▶ _What needs to be done_: Read the material below. Count the lines containing "JSON" and give that count alone.

▶ _Provided entries_:
--- START ---

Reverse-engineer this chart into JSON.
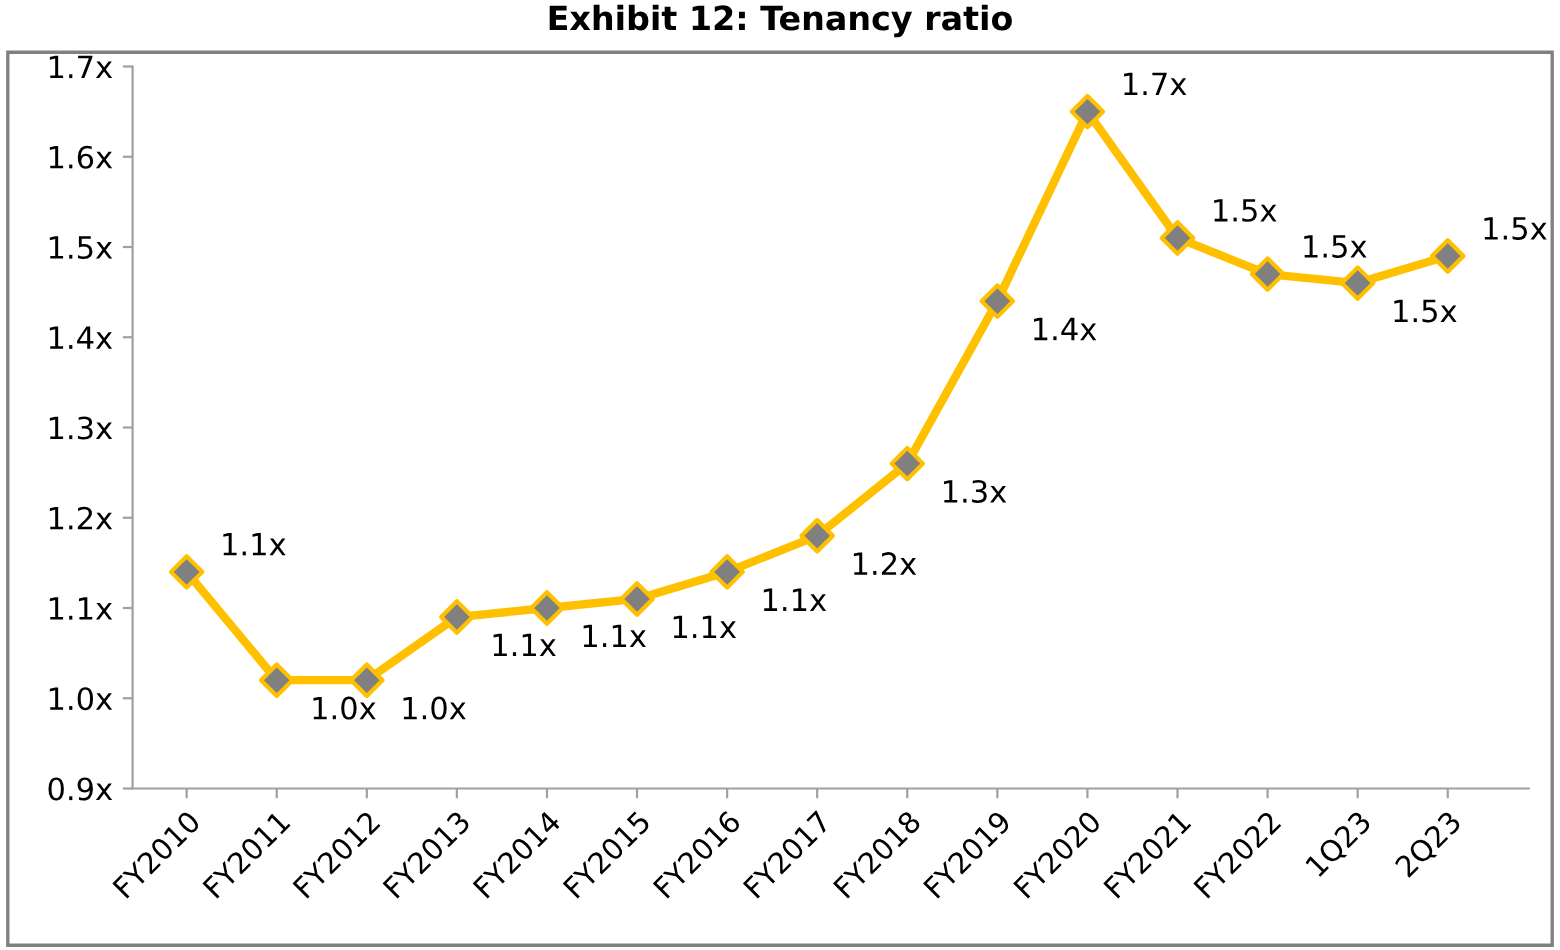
{
  "chart_data": {
    "type": "line",
    "title": "Exhibit 12: Tenancy ratio",
    "categories": [
      "FY2010",
      "FY2011",
      "FY2012",
      "FY2013",
      "FY2014",
      "FY2015",
      "FY2016",
      "FY2017",
      "FY2018",
      "FY2019",
      "FY2020",
      "FY2021",
      "FY2022",
      "1Q23",
      "2Q23"
    ],
    "series": [
      {
        "color": "#ffc000",
        "colors": [
          "#808080",
          "#808080",
          "#808080",
          "#808080",
          "#808080",
          "#808080",
          "#808080",
          "#808080",
          "#808080",
          "#808080",
          "#808080",
          "#808080",
          "#808080",
          "#808080",
          "#808080"
        ],
        "values": [
          1.14,
          1.02,
          1.02,
          1.09,
          1.1,
          1.11,
          1.14,
          1.18,
          1.26,
          1.44,
          1.65,
          1.51,
          1.47,
          1.46,
          1.49
        ],
        "value_labels": [
          "1.1x",
          "1.0x",
          "1.0x",
          "1.1x",
          "1.1x",
          "1.1x",
          "1.1x",
          "1.2x",
          "1.3x",
          "1.4x",
          "1.7x",
          "1.5x",
          "1.5x",
          "1.5x",
          "1.5x"
        ]
      }
    ],
    "ylim": [
      0.9,
      1.7
    ],
    "yticks": [
      {
        "value": 0.9,
        "label": "0.9x"
      },
      {
        "value": 1.0,
        "label": "1.0x"
      },
      {
        "value": 1.1,
        "label": "1.1x"
      },
      {
        "value": 1.2,
        "label": "1.2x"
      },
      {
        "value": 1.3,
        "label": "1.3x"
      },
      {
        "value": 1.4,
        "label": "1.4x"
      },
      {
        "value": 1.5,
        "label": "1.5x"
      },
      {
        "value": 1.6,
        "label": "1.6x"
      },
      {
        "value": 1.7,
        "label": "1.7x"
      }
    ],
    "marker": "diamond",
    "line_style": "solid",
    "grid": false,
    "legend": false
  }
}
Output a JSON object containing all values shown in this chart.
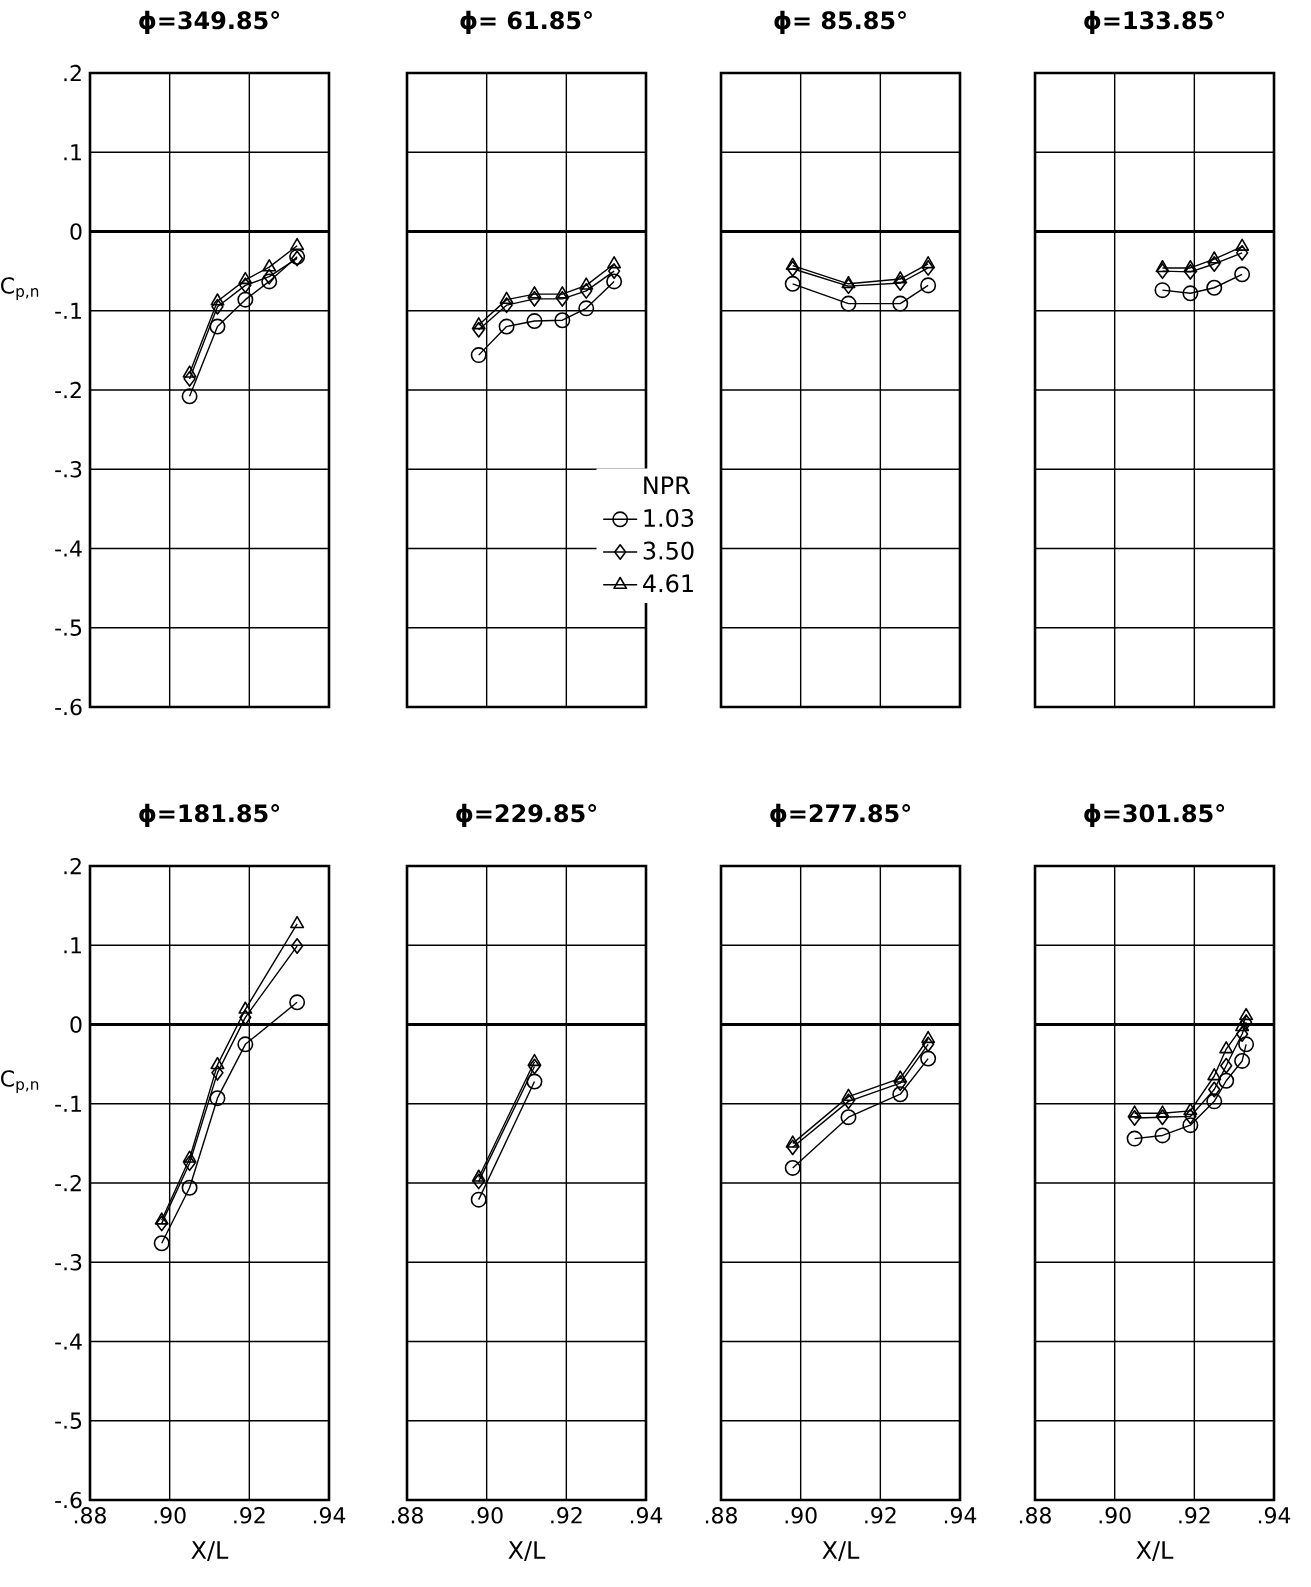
{
  "chart_data": [
    {
      "type": "line",
      "title": "ϕ=349.85°",
      "ylabel": "C$_{p,n}$",
      "xlim": [
        0.88,
        0.94
      ],
      "ylim": [
        -0.6,
        0.2
      ],
      "xticks": [
        {
          "value": 0.88,
          "label": null
        },
        {
          "value": 0.9,
          "label": null
        },
        {
          "value": 0.92,
          "label": null
        },
        {
          "value": 0.94,
          "label": null
        }
      ],
      "yticks": [
        {
          "value": -0.6,
          "label": "-.6"
        },
        {
          "value": -0.5,
          "label": "-.5"
        },
        {
          "value": -0.4,
          "label": "-.4"
        },
        {
          "value": -0.3,
          "label": "-.3"
        },
        {
          "value": -0.2,
          "label": "-.2"
        },
        {
          "value": -0.1,
          "label": "-.1"
        },
        0,
        {
          "value": 0.1,
          "label": ".1"
        },
        {
          "value": 0.2,
          "label": ".2"
        }
      ],
      "grid": true,
      "tick_labels": "y",
      "ref_lines": [
        {
          "axis": "y",
          "value": 0
        }
      ],
      "series": [
        {
          "color": "#000000",
          "marker": "circle",
          "x": [
            0.905,
            0.912,
            0.919,
            0.925,
            0.932
          ],
          "values": [
            -0.208,
            -0.12,
            -0.086,
            -0.063,
            -0.032
          ]
        },
        {
          "color": "#000000",
          "marker": "diamond",
          "x": [
            0.905,
            0.912,
            0.919,
            0.925,
            0.932
          ],
          "values": [
            -0.186,
            -0.095,
            -0.068,
            -0.057,
            -0.034
          ]
        },
        {
          "color": "#000000",
          "marker": "triangle",
          "x": [
            0.905,
            0.912,
            0.919,
            0.925,
            0.932
          ],
          "values": [
            -0.179,
            -0.088,
            -0.061,
            -0.045,
            -0.018
          ]
        }
      ]
    },
    {
      "type": "line",
      "title": "ϕ= 61.85°",
      "xlim": [
        0.88,
        0.94
      ],
      "ylim": [
        -0.6,
        0.2
      ],
      "xticks": [
        {
          "value": 0.88,
          "label": null
        },
        {
          "value": 0.9,
          "label": null
        },
        {
          "value": 0.92,
          "label": null
        },
        {
          "value": 0.94,
          "label": null
        }
      ],
      "yticks": [
        {
          "value": -0.6,
          "label": null
        },
        {
          "value": -0.5,
          "label": null
        },
        {
          "value": -0.4,
          "label": null
        },
        {
          "value": -0.3,
          "label": null
        },
        {
          "value": -0.2,
          "label": null
        },
        {
          "value": -0.1,
          "label": null
        },
        {
          "value": 0,
          "label": null
        },
        {
          "value": 0.1,
          "label": null
        },
        {
          "value": 0.2,
          "label": null
        }
      ],
      "grid": true,
      "tick_labels": false,
      "ref_lines": [
        {
          "axis": "y",
          "value": 0
        }
      ],
      "legend": "right",
      "legend_title": "NPR",
      "series": [
        {
          "name": "1.03",
          "color": "#000000",
          "marker": "circle",
          "x": [
            0.898,
            0.905,
            0.912,
            0.919,
            0.925,
            0.932
          ],
          "values": [
            -0.156,
            -0.12,
            -0.113,
            -0.112,
            -0.097,
            -0.063
          ]
        },
        {
          "name": "3.50",
          "color": "#000000",
          "marker": "diamond",
          "x": [
            0.898,
            0.905,
            0.912,
            0.919,
            0.925,
            0.932
          ],
          "values": [
            -0.124,
            -0.093,
            -0.085,
            -0.085,
            -0.075,
            -0.05
          ]
        },
        {
          "name": "4.61",
          "color": "#000000",
          "marker": "triangle",
          "x": [
            0.898,
            0.905,
            0.912,
            0.919,
            0.925,
            0.932
          ],
          "values": [
            -0.118,
            -0.086,
            -0.079,
            -0.079,
            -0.068,
            -0.041
          ]
        }
      ]
    },
    {
      "type": "line",
      "title": "ϕ= 85.85°",
      "xlim": [
        0.88,
        0.94
      ],
      "ylim": [
        -0.6,
        0.2
      ],
      "xticks": [
        {
          "value": 0.88,
          "label": null
        },
        {
          "value": 0.9,
          "label": null
        },
        {
          "value": 0.92,
          "label": null
        },
        {
          "value": 0.94,
          "label": null
        }
      ],
      "yticks": [
        {
          "value": -0.6,
          "label": null
        },
        {
          "value": -0.5,
          "label": null
        },
        {
          "value": -0.4,
          "label": null
        },
        {
          "value": -0.3,
          "label": null
        },
        {
          "value": -0.2,
          "label": null
        },
        {
          "value": -0.1,
          "label": null
        },
        {
          "value": 0,
          "label": null
        },
        {
          "value": 0.1,
          "label": null
        },
        {
          "value": 0.2,
          "label": null
        }
      ],
      "grid": true,
      "tick_labels": false,
      "ref_lines": [
        {
          "axis": "y",
          "value": 0
        }
      ],
      "series": [
        {
          "color": "#000000",
          "marker": "circle",
          "x": [
            0.898,
            0.912,
            0.925,
            0.932
          ],
          "values": [
            -0.066,
            -0.091,
            -0.091,
            -0.068
          ]
        },
        {
          "color": "#000000",
          "marker": "diamond",
          "x": [
            0.898,
            0.912,
            0.925,
            0.932
          ],
          "values": [
            -0.047,
            -0.069,
            -0.065,
            -0.046
          ]
        },
        {
          "color": "#000000",
          "marker": "triangle",
          "x": [
            0.898,
            0.912,
            0.925,
            0.932
          ],
          "values": [
            -0.043,
            -0.066,
            -0.06,
            -0.041
          ]
        }
      ]
    },
    {
      "type": "line",
      "title": "ϕ=133.85°",
      "xlim": [
        0.88,
        0.94
      ],
      "ylim": [
        -0.6,
        0.2
      ],
      "xticks": [
        {
          "value": 0.88,
          "label": null
        },
        {
          "value": 0.9,
          "label": null
        },
        {
          "value": 0.92,
          "label": null
        },
        {
          "value": 0.94,
          "label": null
        }
      ],
      "yticks": [
        {
          "value": -0.6,
          "label": null
        },
        {
          "value": -0.5,
          "label": null
        },
        {
          "value": -0.4,
          "label": null
        },
        {
          "value": -0.3,
          "label": null
        },
        {
          "value": -0.2,
          "label": null
        },
        {
          "value": -0.1,
          "label": null
        },
        {
          "value": 0,
          "label": null
        },
        {
          "value": 0.1,
          "label": null
        },
        {
          "value": 0.2,
          "label": null
        }
      ],
      "grid": true,
      "tick_labels": false,
      "ref_lines": [
        {
          "axis": "y",
          "value": 0
        }
      ],
      "series": [
        {
          "color": "#000000",
          "marker": "circle",
          "x": [
            0.912,
            0.919,
            0.925,
            0.932
          ],
          "values": [
            -0.074,
            -0.078,
            -0.071,
            -0.054
          ]
        },
        {
          "color": "#000000",
          "marker": "diamond",
          "x": [
            0.912,
            0.919,
            0.925,
            0.932
          ],
          "values": [
            -0.05,
            -0.051,
            -0.041,
            -0.027
          ]
        },
        {
          "color": "#000000",
          "marker": "triangle",
          "x": [
            0.912,
            0.919,
            0.925,
            0.932
          ],
          "values": [
            -0.046,
            -0.046,
            -0.035,
            -0.019
          ]
        }
      ]
    },
    {
      "type": "line",
      "title": "ϕ=181.85°",
      "xlabel": "X/L",
      "ylabel": "C$_{p,n}$",
      "xlim": [
        0.88,
        0.94
      ],
      "ylim": [
        -0.6,
        0.2
      ],
      "xticks": [
        {
          "value": 0.88,
          "label": ".88"
        },
        {
          "value": 0.9,
          "label": ".90"
        },
        {
          "value": 0.92,
          "label": ".92"
        },
        {
          "value": 0.94,
          "label": ".94"
        }
      ],
      "yticks": [
        {
          "value": -0.6,
          "label": "-.6"
        },
        {
          "value": -0.5,
          "label": "-.5"
        },
        {
          "value": -0.4,
          "label": "-.4"
        },
        {
          "value": -0.3,
          "label": "-.3"
        },
        {
          "value": -0.2,
          "label": "-.2"
        },
        {
          "value": -0.1,
          "label": "-.1"
        },
        0,
        {
          "value": 0.1,
          "label": ".1"
        },
        {
          "value": 0.2,
          "label": ".2"
        }
      ],
      "grid": true,
      "ref_lines": [
        {
          "axis": "y",
          "value": 0
        }
      ],
      "series": [
        {
          "color": "#000000",
          "marker": "circle",
          "x": [
            0.898,
            0.905,
            0.912,
            0.919,
            0.932
          ],
          "values": [
            -0.276,
            -0.206,
            -0.093,
            -0.025,
            0.028
          ]
        },
        {
          "color": "#000000",
          "marker": "diamond",
          "x": [
            0.898,
            0.905,
            0.912,
            0.919,
            0.932
          ],
          "values": [
            -0.251,
            -0.175,
            -0.061,
            0.009,
            0.099
          ]
        },
        {
          "color": "#000000",
          "marker": "triangle",
          "x": [
            0.898,
            0.905,
            0.912,
            0.919,
            0.932
          ],
          "values": [
            -0.247,
            -0.169,
            -0.051,
            0.019,
            0.127
          ]
        }
      ]
    },
    {
      "type": "line",
      "title": "ϕ=229.85°",
      "xlabel": "X/L",
      "xlim": [
        0.88,
        0.94
      ],
      "ylim": [
        -0.6,
        0.2
      ],
      "xticks": [
        {
          "value": 0.88,
          "label": ".88"
        },
        {
          "value": 0.9,
          "label": ".90"
        },
        {
          "value": 0.92,
          "label": ".92"
        },
        {
          "value": 0.94,
          "label": ".94"
        }
      ],
      "yticks": [
        {
          "value": -0.6,
          "label": null
        },
        {
          "value": -0.5,
          "label": null
        },
        {
          "value": -0.4,
          "label": null
        },
        {
          "value": -0.3,
          "label": null
        },
        {
          "value": -0.2,
          "label": null
        },
        {
          "value": -0.1,
          "label": null
        },
        {
          "value": 0,
          "label": null
        },
        {
          "value": 0.1,
          "label": null
        },
        {
          "value": 0.2,
          "label": null
        }
      ],
      "grid": true,
      "tick_labels": "x",
      "ref_lines": [
        {
          "axis": "y",
          "value": 0
        }
      ],
      "series": [
        {
          "color": "#000000",
          "marker": "circle",
          "x": [
            0.898,
            0.912
          ],
          "values": [
            -0.221,
            -0.072
          ]
        },
        {
          "color": "#000000",
          "marker": "diamond",
          "x": [
            0.898,
            0.912
          ],
          "values": [
            -0.198,
            -0.053
          ]
        },
        {
          "color": "#000000",
          "marker": "triangle",
          "x": [
            0.898,
            0.912
          ],
          "values": [
            -0.193,
            -0.047
          ]
        }
      ]
    },
    {
      "type": "line",
      "title": "ϕ=277.85°",
      "xlabel": "X/L",
      "xlim": [
        0.88,
        0.94
      ],
      "ylim": [
        -0.6,
        0.2
      ],
      "xticks": [
        {
          "value": 0.88,
          "label": ".88"
        },
        {
          "value": 0.9,
          "label": ".90"
        },
        {
          "value": 0.92,
          "label": ".92"
        },
        {
          "value": 0.94,
          "label": ".94"
        }
      ],
      "yticks": [
        {
          "value": -0.6,
          "label": null
        },
        {
          "value": -0.5,
          "label": null
        },
        {
          "value": -0.4,
          "label": null
        },
        {
          "value": -0.3,
          "label": null
        },
        {
          "value": -0.2,
          "label": null
        },
        {
          "value": -0.1,
          "label": null
        },
        {
          "value": 0,
          "label": null
        },
        {
          "value": 0.1,
          "label": null
        },
        {
          "value": 0.2,
          "label": null
        }
      ],
      "grid": true,
      "tick_labels": "x",
      "ref_lines": [
        {
          "axis": "y",
          "value": 0
        }
      ],
      "series": [
        {
          "color": "#000000",
          "marker": "circle",
          "x": [
            0.898,
            0.912,
            0.925,
            0.932
          ],
          "values": [
            -0.181,
            -0.117,
            -0.088,
            -0.043
          ]
        },
        {
          "color": "#000000",
          "marker": "diamond",
          "x": [
            0.898,
            0.912,
            0.925,
            0.932
          ],
          "values": [
            -0.155,
            -0.097,
            -0.074,
            -0.025
          ]
        },
        {
          "color": "#000000",
          "marker": "triangle",
          "x": [
            0.898,
            0.912,
            0.925,
            0.932
          ],
          "values": [
            -0.15,
            -0.091,
            -0.068,
            -0.018
          ]
        }
      ]
    },
    {
      "type": "line",
      "title": "ϕ=301.85°",
      "xlabel": "X/L",
      "xlim": [
        0.88,
        0.94
      ],
      "ylim": [
        -0.6,
        0.2
      ],
      "xticks": [
        {
          "value": 0.88,
          "label": ".88"
        },
        {
          "value": 0.9,
          "label": ".90"
        },
        {
          "value": 0.92,
          "label": ".92"
        },
        {
          "value": 0.94,
          "label": ".94"
        }
      ],
      "yticks": [
        {
          "value": -0.6,
          "label": null
        },
        {
          "value": -0.5,
          "label": null
        },
        {
          "value": -0.4,
          "label": null
        },
        {
          "value": -0.3,
          "label": null
        },
        {
          "value": -0.2,
          "label": null
        },
        {
          "value": -0.1,
          "label": null
        },
        {
          "value": 0,
          "label": null
        },
        {
          "value": 0.1,
          "label": null
        },
        {
          "value": 0.2,
          "label": null
        }
      ],
      "grid": true,
      "tick_labels": "x",
      "ref_lines": [
        {
          "axis": "y",
          "value": 0
        }
      ],
      "series": [
        {
          "color": "#000000",
          "marker": "circle",
          "x": [
            0.905,
            0.912,
            0.919,
            0.925,
            0.928,
            0.932,
            0.933
          ],
          "values": [
            -0.144,
            -0.14,
            -0.127,
            -0.097,
            -0.071,
            -0.046,
            -0.025
          ]
        },
        {
          "color": "#000000",
          "marker": "diamond",
          "x": [
            0.905,
            0.912,
            0.919,
            0.925,
            0.928,
            0.932,
            0.933
          ],
          "values": [
            -0.118,
            -0.117,
            -0.116,
            -0.082,
            -0.052,
            -0.012,
            0.003
          ]
        },
        {
          "color": "#000000",
          "marker": "triangle",
          "x": [
            0.905,
            0.912,
            0.919,
            0.925,
            0.928,
            0.932,
            0.933
          ],
          "values": [
            -0.112,
            -0.112,
            -0.109,
            -0.065,
            -0.031,
            -0.003,
            0.011
          ]
        }
      ]
    }
  ]
}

--- END ---

▶ _Answer for the task_: 2